• TASK OBJECTIVE: Write the listing out again, all of it, word for word.

• ENTRIES SHOWN:
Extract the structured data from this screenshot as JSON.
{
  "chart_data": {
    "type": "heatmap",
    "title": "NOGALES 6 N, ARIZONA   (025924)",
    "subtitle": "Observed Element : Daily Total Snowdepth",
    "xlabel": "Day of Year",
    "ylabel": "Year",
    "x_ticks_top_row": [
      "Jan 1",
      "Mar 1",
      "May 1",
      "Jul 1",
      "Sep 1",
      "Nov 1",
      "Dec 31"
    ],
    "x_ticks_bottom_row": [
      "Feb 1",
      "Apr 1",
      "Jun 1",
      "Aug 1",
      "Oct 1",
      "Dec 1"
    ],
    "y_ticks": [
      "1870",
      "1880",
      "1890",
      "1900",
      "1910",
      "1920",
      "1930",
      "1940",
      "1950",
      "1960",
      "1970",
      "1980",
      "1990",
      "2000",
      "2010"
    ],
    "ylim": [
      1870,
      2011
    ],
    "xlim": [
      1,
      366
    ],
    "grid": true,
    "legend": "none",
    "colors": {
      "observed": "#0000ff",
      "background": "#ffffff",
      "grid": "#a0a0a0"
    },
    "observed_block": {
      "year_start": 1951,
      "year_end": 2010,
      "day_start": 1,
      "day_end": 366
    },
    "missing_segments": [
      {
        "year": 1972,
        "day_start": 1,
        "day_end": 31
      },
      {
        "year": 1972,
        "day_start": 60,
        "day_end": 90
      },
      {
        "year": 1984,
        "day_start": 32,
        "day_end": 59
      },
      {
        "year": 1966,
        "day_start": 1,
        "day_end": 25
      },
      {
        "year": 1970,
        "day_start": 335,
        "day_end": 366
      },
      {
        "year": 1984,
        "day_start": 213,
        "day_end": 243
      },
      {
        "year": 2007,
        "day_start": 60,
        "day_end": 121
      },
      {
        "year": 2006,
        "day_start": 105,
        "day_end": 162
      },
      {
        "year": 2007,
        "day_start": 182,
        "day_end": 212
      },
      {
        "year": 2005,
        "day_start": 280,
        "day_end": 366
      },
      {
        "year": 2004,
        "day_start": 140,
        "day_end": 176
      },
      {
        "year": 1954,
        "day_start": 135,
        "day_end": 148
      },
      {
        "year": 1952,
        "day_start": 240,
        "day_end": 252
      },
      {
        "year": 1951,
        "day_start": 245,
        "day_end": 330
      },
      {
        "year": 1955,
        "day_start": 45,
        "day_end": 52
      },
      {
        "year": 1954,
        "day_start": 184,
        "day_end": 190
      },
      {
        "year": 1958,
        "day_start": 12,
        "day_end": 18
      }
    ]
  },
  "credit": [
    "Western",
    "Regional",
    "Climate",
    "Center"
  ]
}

• SOLUTION TO THE PROBLEM:
Extract the structured data from this screenshot as JSON.
{
  "chart_data": {
    "type": "heatmap",
    "title": "NOGALES 6 N, ARIZONA   (025924)",
    "subtitle": "Observed Element : Daily Total Snowdepth",
    "xlabel": "Day of Year",
    "ylabel": "Year",
    "x_ticks_top_row": [
      "Jan 1",
      "Mar 1",
      "May 1",
      "Jul 1",
      "Sep 1",
      "Nov 1",
      "Dec 31"
    ],
    "x_ticks_bottom_row": [
      "Feb 1",
      "Apr 1",
      "Jun 1",
      "Aug 1",
      "Oct 1",
      "Dec 1"
    ],
    "y_ticks": [
      "1870",
      "1880",
      "1890",
      "1900",
      "1910",
      "1920",
      "1930",
      "1940",
      "1950",
      "1960",
      "1970",
      "1980",
      "1990",
      "2000",
      "2010"
    ],
    "ylim": [
      1870,
      2011
    ],
    "xlim": [
      1,
      366
    ],
    "grid": true,
    "legend": "none",
    "colors": {
      "observed": "#0000ff",
      "background": "#ffffff",
      "grid": "#a0a0a0"
    },
    "observed_block": {
      "year_start": 1951,
      "year_end": 2010,
      "day_start": 1,
      "day_end": 366
    },
    "missing_segments": [
      {
        "year": 1972,
        "day_start": 1,
        "day_end": 31
      },
      {
        "year": 1972,
        "day_start": 60,
        "day_end": 90
      },
      {
        "year": 1984,
        "day_start": 32,
        "day_end": 59
      },
      {
        "year": 1966,
        "day_start": 1,
        "day_end": 25
      },
      {
        "year": 1970,
        "day_start": 335,
        "day_end": 366
      },
      {
        "year": 1984,
        "day_start": 213,
        "day_end": 243
      },
      {
        "year": 2007,
        "day_start": 60,
        "day_end": 121
      },
      {
        "year": 2006,
        "day_start": 105,
        "day_end": 162
      },
      {
        "year": 2007,
        "day_start": 182,
        "day_end": 212
      },
      {
        "year": 2005,
        "day_start": 280,
        "day_end": 366
      },
      {
        "year": 2004,
        "day_start": 140,
        "day_end": 176
      },
      {
        "year": 1954,
        "day_start": 135,
        "day_end": 148
      },
      {
        "year": 1952,
        "day_start": 240,
        "day_end": 252
      },
      {
        "year": 1951,
        "day_start": 245,
        "day_end": 330
      },
      {
        "year": 1955,
        "day_start": 45,
        "day_end": 52
      },
      {
        "year": 1954,
        "day_start": 184,
        "day_end": 190
      },
      {
        "year": 1958,
        "day_start": 12,
        "day_end": 18
      }
    ]
  },
  "credit": [
    "Western",
    "Regional",
    "Climate",
    "Center"
  ]
}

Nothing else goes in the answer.